• What you are asked to do
What is the count of lines in the listing below that hold the string "消費電力"? Reply with that number alone.

• Data for the task
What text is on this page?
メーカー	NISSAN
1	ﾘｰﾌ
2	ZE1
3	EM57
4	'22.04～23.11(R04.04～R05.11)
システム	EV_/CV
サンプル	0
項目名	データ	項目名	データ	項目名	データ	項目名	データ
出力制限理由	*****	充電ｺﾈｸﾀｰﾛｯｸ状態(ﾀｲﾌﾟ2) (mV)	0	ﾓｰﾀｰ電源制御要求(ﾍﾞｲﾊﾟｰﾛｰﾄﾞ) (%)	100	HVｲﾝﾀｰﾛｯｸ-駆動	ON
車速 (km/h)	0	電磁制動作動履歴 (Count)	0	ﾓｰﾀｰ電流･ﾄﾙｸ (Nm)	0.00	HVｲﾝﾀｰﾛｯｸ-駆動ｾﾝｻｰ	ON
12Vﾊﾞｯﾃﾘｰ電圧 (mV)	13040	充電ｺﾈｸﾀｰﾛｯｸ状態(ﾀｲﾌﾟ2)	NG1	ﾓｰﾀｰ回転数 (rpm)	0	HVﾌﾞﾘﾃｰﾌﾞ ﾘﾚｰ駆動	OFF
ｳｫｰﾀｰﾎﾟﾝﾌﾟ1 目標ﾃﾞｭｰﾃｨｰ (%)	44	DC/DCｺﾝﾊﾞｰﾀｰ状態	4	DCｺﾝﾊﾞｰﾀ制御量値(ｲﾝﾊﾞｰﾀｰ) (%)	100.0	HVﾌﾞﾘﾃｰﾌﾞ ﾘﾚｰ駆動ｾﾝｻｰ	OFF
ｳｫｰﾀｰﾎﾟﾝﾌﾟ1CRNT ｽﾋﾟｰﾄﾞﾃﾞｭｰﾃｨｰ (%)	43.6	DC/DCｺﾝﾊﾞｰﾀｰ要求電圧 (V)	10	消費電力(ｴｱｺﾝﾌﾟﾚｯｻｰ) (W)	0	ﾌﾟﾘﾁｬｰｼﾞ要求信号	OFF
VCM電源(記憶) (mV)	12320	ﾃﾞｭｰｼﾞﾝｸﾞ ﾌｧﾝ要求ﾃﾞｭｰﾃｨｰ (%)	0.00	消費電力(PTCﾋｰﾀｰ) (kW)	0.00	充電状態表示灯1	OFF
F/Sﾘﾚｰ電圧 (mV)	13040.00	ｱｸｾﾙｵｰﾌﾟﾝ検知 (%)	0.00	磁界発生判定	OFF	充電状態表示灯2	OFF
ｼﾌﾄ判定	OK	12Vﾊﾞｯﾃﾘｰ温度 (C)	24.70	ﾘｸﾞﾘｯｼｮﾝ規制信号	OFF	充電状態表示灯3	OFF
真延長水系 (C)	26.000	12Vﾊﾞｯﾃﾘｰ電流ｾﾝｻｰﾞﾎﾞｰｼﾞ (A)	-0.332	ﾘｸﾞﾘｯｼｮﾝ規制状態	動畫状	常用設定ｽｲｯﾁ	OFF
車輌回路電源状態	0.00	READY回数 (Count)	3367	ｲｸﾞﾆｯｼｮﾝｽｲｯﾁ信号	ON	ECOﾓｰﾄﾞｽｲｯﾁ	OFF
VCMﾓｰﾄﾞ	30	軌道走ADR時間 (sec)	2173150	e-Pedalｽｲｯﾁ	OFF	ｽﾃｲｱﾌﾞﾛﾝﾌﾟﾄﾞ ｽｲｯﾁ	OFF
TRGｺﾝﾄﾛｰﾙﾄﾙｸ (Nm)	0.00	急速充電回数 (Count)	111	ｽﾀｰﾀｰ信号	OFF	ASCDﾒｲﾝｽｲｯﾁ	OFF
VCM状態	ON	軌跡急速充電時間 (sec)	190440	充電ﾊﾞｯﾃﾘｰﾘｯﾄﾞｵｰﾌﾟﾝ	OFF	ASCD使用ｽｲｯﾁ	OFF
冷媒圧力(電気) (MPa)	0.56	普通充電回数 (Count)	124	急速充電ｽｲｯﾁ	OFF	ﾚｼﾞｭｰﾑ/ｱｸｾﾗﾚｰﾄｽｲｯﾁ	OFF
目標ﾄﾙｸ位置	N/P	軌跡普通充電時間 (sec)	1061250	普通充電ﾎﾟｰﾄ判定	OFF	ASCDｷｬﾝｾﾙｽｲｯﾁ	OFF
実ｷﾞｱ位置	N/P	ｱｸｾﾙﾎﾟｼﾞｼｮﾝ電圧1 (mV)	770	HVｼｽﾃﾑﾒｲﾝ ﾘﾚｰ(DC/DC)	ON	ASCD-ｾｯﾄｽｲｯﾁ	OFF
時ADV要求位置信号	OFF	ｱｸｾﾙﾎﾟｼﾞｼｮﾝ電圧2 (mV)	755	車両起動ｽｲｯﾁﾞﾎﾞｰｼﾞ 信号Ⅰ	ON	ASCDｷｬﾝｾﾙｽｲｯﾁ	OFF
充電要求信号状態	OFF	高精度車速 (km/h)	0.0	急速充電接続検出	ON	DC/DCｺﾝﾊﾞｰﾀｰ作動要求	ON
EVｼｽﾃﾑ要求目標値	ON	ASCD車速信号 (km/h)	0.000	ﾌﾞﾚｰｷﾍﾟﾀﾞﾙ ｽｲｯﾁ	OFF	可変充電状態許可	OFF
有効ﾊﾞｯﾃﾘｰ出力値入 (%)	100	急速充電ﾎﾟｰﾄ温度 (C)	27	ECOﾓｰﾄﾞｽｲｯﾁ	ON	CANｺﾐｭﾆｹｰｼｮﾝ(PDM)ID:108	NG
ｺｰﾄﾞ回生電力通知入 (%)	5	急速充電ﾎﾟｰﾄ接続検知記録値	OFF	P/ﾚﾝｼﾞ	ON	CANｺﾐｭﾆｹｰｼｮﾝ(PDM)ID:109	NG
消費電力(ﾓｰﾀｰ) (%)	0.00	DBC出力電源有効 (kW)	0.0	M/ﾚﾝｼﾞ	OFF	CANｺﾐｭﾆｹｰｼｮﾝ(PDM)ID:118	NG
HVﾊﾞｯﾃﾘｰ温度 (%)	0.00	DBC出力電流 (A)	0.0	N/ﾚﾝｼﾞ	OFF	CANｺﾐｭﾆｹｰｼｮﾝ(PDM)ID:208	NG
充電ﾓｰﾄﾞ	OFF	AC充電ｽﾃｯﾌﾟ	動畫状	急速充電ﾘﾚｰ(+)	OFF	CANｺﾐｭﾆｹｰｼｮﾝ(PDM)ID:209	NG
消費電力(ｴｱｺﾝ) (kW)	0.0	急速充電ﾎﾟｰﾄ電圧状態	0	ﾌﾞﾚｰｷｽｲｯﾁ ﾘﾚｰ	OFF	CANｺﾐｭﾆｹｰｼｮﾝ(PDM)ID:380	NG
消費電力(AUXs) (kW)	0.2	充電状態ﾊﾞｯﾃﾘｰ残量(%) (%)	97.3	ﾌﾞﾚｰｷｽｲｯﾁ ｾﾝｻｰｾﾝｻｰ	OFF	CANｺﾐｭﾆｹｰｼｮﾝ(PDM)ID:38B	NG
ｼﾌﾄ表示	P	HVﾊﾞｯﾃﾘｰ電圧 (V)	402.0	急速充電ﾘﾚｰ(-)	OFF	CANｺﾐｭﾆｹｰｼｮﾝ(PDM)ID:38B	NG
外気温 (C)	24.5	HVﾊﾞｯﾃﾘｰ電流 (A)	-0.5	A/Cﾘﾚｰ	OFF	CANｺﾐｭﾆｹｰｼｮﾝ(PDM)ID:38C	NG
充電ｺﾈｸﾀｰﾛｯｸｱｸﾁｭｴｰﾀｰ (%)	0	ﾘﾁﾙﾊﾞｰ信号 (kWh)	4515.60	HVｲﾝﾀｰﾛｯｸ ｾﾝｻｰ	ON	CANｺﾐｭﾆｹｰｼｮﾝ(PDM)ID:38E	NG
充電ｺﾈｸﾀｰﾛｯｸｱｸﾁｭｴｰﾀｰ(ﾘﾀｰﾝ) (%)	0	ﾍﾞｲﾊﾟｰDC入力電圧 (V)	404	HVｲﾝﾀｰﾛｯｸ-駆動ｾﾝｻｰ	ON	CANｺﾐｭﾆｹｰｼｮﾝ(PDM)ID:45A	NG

• Answer
5